● Challenge
Gather all lines in the records below that include the word "structured".

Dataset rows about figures
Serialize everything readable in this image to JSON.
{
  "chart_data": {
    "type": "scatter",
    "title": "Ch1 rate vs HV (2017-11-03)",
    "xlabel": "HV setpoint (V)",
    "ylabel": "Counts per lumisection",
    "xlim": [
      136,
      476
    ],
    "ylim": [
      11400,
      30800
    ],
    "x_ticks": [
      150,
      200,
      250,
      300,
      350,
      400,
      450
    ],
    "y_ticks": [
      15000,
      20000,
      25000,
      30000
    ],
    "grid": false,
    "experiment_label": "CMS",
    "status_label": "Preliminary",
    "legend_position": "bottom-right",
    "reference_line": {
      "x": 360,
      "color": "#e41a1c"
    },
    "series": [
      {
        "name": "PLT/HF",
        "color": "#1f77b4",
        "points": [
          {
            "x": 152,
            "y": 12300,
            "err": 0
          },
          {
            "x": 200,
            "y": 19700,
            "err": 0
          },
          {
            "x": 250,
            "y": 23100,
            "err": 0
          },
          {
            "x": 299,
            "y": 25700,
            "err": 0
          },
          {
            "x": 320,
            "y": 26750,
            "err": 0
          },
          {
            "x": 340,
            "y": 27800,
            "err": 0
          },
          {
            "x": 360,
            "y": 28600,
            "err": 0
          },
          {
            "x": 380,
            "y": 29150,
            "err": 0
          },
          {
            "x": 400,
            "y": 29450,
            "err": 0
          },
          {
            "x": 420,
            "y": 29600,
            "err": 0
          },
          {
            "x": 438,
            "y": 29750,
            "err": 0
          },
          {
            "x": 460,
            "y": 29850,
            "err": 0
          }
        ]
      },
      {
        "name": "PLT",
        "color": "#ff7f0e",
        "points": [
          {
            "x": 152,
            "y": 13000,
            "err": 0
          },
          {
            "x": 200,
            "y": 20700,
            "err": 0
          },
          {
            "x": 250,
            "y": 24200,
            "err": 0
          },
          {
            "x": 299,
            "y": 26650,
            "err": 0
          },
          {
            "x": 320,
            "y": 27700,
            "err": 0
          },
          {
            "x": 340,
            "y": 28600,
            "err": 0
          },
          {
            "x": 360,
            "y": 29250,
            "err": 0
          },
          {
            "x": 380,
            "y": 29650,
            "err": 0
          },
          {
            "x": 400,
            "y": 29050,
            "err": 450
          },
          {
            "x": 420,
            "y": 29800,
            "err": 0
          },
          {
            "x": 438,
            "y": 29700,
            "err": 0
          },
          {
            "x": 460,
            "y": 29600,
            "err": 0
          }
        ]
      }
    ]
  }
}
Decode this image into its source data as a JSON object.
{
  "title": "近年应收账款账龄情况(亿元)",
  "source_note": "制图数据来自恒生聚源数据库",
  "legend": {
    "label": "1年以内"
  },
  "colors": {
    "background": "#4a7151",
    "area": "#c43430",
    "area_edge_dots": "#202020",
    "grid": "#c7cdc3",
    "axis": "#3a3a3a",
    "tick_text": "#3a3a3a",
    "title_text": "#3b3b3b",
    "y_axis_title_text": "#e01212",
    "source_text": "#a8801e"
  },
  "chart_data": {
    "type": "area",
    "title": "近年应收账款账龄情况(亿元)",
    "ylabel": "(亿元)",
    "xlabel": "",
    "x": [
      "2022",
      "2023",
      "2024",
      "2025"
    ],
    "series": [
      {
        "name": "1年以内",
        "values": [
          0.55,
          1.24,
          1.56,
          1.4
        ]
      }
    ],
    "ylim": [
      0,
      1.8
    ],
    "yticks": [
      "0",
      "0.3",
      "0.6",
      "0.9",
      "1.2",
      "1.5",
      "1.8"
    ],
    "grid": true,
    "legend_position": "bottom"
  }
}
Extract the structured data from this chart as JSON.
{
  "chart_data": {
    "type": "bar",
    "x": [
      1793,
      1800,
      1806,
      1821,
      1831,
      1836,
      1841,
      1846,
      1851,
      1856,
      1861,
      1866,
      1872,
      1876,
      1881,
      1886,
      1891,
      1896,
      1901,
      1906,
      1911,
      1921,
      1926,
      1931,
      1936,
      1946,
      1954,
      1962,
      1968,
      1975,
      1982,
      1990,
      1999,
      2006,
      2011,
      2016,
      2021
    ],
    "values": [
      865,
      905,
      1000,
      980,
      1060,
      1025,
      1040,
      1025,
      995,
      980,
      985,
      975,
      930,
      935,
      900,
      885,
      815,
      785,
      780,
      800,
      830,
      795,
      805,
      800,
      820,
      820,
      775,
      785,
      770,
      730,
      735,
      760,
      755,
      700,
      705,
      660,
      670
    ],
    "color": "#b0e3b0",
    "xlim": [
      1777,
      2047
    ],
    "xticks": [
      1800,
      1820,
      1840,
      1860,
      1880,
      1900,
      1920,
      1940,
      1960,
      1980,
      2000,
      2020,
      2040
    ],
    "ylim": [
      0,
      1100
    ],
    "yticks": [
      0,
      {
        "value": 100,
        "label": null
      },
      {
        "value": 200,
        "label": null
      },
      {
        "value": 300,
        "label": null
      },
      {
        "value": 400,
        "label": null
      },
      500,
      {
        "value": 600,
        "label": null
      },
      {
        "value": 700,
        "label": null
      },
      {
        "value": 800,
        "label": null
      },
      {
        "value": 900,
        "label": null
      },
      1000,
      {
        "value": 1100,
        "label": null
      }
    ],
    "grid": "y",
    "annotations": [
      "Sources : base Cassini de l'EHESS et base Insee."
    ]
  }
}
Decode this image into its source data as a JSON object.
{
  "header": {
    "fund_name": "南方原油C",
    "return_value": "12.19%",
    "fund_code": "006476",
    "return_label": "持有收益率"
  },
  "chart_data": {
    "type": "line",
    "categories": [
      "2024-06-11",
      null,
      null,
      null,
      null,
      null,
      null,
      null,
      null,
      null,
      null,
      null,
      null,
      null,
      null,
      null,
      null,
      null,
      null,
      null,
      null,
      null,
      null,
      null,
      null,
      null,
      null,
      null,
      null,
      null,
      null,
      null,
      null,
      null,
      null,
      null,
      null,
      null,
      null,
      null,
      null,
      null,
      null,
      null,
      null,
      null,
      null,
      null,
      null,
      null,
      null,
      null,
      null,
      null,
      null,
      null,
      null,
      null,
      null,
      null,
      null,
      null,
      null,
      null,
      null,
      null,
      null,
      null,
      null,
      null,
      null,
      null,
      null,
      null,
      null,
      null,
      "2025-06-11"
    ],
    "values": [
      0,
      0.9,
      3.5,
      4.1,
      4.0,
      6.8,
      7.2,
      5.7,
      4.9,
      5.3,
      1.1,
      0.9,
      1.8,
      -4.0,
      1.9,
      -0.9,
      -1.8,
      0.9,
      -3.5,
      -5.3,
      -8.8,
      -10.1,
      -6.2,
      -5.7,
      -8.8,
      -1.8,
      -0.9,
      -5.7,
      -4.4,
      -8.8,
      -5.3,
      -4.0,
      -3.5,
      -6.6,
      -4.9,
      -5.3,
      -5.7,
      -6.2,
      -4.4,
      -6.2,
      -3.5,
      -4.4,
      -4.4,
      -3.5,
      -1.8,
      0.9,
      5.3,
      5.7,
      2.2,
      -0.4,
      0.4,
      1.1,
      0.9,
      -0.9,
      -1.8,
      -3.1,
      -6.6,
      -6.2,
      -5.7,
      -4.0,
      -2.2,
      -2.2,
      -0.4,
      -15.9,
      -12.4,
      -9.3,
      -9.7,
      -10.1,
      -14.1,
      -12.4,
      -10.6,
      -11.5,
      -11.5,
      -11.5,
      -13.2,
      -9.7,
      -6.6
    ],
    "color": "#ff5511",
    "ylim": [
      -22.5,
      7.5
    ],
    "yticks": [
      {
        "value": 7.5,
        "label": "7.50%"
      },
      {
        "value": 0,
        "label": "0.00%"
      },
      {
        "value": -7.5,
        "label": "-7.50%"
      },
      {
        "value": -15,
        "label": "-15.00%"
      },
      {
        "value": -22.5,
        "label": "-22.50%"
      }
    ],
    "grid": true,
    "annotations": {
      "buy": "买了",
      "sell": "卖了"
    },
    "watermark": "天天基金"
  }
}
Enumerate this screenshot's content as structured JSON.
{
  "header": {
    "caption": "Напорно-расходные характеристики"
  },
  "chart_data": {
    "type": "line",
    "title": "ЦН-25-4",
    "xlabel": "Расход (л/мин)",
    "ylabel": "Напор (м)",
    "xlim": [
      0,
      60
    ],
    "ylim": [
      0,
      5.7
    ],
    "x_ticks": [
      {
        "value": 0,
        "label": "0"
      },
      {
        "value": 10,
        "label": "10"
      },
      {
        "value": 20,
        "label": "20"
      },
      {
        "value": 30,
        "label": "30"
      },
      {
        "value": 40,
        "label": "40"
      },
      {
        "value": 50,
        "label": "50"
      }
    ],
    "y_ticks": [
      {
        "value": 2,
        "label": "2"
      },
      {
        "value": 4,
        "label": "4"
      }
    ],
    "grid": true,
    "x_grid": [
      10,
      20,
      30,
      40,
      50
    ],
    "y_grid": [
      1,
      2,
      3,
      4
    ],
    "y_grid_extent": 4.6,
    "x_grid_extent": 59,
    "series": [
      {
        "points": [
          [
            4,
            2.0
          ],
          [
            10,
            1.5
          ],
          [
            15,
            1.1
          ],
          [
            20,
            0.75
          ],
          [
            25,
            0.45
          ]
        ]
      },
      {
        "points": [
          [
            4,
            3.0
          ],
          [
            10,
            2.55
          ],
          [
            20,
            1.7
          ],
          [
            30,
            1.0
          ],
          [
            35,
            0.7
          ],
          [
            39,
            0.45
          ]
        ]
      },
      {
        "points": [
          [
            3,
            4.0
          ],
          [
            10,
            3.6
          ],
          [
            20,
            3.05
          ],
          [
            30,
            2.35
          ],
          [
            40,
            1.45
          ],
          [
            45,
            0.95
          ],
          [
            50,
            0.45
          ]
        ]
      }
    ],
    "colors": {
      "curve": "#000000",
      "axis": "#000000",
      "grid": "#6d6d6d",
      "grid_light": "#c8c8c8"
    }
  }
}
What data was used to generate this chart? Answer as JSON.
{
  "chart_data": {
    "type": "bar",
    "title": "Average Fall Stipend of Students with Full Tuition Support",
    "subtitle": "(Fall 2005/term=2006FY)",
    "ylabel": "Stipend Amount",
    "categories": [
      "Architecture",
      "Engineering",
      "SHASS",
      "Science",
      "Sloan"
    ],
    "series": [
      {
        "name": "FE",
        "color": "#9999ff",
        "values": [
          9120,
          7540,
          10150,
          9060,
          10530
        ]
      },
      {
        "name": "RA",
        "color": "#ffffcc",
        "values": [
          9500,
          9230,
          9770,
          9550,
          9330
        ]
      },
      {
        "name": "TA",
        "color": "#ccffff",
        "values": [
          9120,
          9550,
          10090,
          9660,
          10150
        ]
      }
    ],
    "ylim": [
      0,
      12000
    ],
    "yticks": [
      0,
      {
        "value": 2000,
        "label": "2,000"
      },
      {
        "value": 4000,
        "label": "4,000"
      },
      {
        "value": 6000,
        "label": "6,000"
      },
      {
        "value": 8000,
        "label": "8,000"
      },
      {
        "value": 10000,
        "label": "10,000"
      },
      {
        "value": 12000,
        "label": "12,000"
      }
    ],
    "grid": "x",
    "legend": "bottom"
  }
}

● Task solution
Extract the structured data from this chart as JSON.
Enumerate this screenshot's content as structured JSON.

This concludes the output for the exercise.